Rows from a dataset
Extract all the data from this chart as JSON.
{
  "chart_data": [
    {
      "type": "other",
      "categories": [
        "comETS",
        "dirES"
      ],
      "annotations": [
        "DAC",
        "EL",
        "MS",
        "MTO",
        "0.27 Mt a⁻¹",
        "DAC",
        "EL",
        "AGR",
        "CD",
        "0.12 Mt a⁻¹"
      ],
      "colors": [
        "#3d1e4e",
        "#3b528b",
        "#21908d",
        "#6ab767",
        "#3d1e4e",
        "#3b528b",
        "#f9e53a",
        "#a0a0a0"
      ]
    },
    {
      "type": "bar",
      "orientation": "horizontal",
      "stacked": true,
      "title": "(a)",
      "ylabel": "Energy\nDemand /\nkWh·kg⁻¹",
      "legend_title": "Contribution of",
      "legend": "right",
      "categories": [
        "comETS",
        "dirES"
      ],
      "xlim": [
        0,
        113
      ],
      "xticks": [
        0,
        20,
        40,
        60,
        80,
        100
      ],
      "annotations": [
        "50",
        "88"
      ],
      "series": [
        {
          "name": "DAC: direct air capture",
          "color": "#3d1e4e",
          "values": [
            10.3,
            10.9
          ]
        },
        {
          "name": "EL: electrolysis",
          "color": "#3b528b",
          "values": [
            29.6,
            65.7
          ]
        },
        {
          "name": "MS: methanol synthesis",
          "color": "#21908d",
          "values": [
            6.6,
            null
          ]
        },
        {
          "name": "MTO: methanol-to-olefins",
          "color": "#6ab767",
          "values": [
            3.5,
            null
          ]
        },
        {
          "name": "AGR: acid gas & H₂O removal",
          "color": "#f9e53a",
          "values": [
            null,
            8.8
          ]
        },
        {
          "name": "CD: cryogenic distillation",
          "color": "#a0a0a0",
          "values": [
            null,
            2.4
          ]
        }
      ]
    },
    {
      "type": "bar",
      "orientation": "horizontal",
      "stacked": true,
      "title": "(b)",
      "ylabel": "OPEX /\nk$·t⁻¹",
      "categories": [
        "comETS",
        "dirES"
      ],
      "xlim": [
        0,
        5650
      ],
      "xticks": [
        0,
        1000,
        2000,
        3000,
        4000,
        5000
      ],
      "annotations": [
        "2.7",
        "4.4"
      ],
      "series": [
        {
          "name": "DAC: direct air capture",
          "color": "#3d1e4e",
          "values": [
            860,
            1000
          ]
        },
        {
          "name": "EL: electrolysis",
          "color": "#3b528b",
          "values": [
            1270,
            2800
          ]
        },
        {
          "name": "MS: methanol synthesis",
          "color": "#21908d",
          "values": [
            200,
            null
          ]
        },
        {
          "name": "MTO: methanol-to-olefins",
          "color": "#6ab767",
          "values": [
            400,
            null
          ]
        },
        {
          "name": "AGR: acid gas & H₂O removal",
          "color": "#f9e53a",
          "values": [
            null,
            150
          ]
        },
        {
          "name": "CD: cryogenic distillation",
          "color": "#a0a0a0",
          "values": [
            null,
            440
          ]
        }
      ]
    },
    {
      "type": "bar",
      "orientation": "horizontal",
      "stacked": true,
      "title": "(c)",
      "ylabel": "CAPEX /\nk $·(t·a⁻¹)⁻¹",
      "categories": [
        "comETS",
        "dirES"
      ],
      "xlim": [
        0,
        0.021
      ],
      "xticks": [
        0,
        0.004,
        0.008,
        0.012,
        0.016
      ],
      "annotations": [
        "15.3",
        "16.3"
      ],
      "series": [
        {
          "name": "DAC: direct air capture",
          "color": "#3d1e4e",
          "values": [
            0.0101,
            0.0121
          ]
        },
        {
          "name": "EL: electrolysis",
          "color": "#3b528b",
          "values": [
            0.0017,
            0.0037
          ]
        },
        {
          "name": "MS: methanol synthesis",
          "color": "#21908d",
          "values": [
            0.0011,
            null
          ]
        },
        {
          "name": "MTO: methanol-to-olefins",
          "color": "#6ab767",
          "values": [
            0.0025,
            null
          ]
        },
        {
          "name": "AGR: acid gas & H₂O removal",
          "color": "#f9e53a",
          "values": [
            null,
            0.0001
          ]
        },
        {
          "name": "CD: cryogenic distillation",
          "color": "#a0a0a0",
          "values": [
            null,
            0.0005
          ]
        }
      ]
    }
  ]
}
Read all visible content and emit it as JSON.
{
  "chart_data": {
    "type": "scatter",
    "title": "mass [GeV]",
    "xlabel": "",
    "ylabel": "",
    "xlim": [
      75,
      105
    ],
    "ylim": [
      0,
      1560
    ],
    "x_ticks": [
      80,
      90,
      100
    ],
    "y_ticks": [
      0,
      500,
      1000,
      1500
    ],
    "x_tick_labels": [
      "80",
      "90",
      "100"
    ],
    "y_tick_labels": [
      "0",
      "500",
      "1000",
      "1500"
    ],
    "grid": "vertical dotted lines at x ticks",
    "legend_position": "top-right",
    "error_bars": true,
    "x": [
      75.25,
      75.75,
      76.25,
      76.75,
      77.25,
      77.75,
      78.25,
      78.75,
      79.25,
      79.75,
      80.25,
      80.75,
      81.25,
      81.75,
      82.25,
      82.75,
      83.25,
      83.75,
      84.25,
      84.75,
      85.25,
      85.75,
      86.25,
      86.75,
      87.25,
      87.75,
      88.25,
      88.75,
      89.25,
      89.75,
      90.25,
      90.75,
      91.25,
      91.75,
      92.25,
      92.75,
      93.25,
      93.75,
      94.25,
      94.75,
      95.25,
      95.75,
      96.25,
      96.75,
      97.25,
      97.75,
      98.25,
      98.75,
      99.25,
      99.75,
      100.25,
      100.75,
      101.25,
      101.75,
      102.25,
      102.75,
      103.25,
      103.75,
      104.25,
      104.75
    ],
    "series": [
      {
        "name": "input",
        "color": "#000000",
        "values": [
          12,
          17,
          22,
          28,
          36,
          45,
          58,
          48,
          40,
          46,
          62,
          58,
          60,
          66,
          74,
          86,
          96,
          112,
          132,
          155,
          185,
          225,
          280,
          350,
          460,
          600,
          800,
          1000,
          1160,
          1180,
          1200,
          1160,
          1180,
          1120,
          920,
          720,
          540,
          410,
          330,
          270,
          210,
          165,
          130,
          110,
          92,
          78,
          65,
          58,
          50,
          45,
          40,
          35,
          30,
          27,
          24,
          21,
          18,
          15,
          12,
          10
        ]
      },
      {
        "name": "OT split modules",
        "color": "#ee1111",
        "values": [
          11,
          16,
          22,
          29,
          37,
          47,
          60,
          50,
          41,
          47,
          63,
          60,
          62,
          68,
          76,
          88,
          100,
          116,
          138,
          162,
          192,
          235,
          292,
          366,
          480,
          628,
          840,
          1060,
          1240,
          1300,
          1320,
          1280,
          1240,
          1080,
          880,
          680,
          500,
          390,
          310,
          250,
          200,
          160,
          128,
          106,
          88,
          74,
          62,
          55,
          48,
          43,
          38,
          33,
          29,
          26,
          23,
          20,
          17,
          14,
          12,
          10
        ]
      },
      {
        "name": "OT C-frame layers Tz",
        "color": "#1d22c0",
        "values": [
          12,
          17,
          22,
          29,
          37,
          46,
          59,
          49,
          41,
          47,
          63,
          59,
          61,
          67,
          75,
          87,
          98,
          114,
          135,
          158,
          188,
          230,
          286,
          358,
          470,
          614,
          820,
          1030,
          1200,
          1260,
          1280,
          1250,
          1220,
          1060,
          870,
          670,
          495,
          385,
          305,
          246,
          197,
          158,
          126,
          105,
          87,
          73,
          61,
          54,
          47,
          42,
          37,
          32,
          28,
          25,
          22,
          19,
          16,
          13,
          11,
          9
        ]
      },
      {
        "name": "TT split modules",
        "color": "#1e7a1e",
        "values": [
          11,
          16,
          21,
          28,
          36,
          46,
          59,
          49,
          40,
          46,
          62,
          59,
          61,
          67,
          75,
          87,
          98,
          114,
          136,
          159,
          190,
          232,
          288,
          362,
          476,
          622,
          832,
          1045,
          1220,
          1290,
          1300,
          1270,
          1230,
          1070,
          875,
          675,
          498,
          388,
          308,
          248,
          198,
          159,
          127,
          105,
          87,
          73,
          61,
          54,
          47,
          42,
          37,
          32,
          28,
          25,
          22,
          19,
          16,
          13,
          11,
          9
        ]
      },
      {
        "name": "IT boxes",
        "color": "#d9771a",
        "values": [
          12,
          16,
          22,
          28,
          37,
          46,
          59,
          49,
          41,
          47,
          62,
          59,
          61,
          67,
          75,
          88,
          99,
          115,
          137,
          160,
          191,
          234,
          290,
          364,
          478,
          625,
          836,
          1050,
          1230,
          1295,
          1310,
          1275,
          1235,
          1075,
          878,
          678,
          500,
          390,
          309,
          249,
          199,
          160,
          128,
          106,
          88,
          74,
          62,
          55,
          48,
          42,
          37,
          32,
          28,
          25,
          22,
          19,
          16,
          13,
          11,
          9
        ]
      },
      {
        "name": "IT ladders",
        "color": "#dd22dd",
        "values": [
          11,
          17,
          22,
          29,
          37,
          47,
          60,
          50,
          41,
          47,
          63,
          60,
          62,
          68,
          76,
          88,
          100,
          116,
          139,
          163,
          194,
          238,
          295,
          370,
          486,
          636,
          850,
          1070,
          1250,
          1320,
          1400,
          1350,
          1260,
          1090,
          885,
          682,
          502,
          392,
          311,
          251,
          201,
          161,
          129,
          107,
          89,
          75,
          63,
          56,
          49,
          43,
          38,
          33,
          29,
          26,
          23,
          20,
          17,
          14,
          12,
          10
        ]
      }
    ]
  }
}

### To do
Scan the data for the word "right" and copy every line where it shows up.

### Solution for this problem
      "legend": "right",
    "legend_position": "top-right",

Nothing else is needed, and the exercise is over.